(Stored records)
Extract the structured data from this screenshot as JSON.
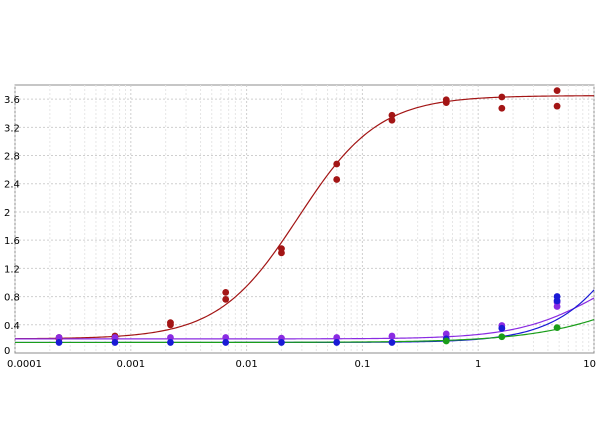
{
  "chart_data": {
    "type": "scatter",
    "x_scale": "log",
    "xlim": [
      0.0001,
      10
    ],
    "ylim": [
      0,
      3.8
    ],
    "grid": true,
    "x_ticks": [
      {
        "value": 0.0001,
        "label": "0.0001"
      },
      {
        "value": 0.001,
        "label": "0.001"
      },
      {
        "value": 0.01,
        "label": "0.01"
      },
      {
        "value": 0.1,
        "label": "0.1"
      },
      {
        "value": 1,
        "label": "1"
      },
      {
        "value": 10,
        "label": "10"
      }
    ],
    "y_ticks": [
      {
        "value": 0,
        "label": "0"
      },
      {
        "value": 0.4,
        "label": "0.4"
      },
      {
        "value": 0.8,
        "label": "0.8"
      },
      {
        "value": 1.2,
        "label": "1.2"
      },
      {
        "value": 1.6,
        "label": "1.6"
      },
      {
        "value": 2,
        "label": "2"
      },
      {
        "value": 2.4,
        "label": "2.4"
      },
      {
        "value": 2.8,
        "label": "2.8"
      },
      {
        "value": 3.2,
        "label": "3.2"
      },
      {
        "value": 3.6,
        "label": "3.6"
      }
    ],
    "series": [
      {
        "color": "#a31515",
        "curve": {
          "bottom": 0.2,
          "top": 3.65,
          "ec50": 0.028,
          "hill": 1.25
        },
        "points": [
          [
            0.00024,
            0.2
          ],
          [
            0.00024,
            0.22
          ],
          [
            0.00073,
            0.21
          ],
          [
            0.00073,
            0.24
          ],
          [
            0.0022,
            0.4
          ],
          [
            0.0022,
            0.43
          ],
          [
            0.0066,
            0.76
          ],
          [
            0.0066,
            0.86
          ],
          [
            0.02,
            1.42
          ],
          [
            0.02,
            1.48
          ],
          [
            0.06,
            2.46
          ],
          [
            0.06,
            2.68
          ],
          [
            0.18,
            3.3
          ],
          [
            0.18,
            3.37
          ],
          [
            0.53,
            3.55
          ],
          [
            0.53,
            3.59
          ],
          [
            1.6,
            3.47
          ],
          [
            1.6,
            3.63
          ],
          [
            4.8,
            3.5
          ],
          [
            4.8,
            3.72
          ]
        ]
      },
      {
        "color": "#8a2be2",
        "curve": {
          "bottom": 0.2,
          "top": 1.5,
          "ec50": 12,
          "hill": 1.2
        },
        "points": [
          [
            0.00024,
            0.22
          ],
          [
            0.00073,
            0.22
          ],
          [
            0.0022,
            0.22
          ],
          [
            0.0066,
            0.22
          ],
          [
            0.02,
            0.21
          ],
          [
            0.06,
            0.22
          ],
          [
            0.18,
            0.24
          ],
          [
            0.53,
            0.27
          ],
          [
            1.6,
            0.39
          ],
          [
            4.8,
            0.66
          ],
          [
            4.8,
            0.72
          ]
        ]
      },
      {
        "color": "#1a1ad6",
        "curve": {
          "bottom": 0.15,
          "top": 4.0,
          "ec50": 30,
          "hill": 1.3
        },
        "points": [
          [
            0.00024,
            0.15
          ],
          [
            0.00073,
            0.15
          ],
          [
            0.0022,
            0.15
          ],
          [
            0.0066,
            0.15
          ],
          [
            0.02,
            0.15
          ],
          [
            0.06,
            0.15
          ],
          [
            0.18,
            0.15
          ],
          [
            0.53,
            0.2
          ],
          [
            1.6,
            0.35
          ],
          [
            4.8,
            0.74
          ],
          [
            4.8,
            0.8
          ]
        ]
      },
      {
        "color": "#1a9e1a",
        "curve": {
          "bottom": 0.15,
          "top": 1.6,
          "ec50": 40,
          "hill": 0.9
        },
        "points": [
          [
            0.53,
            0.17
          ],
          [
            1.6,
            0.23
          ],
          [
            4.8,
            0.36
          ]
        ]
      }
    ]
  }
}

## Do this
Exactly how many lines of the listing above contain the string "color"? Give no more than the number.

## Full output
4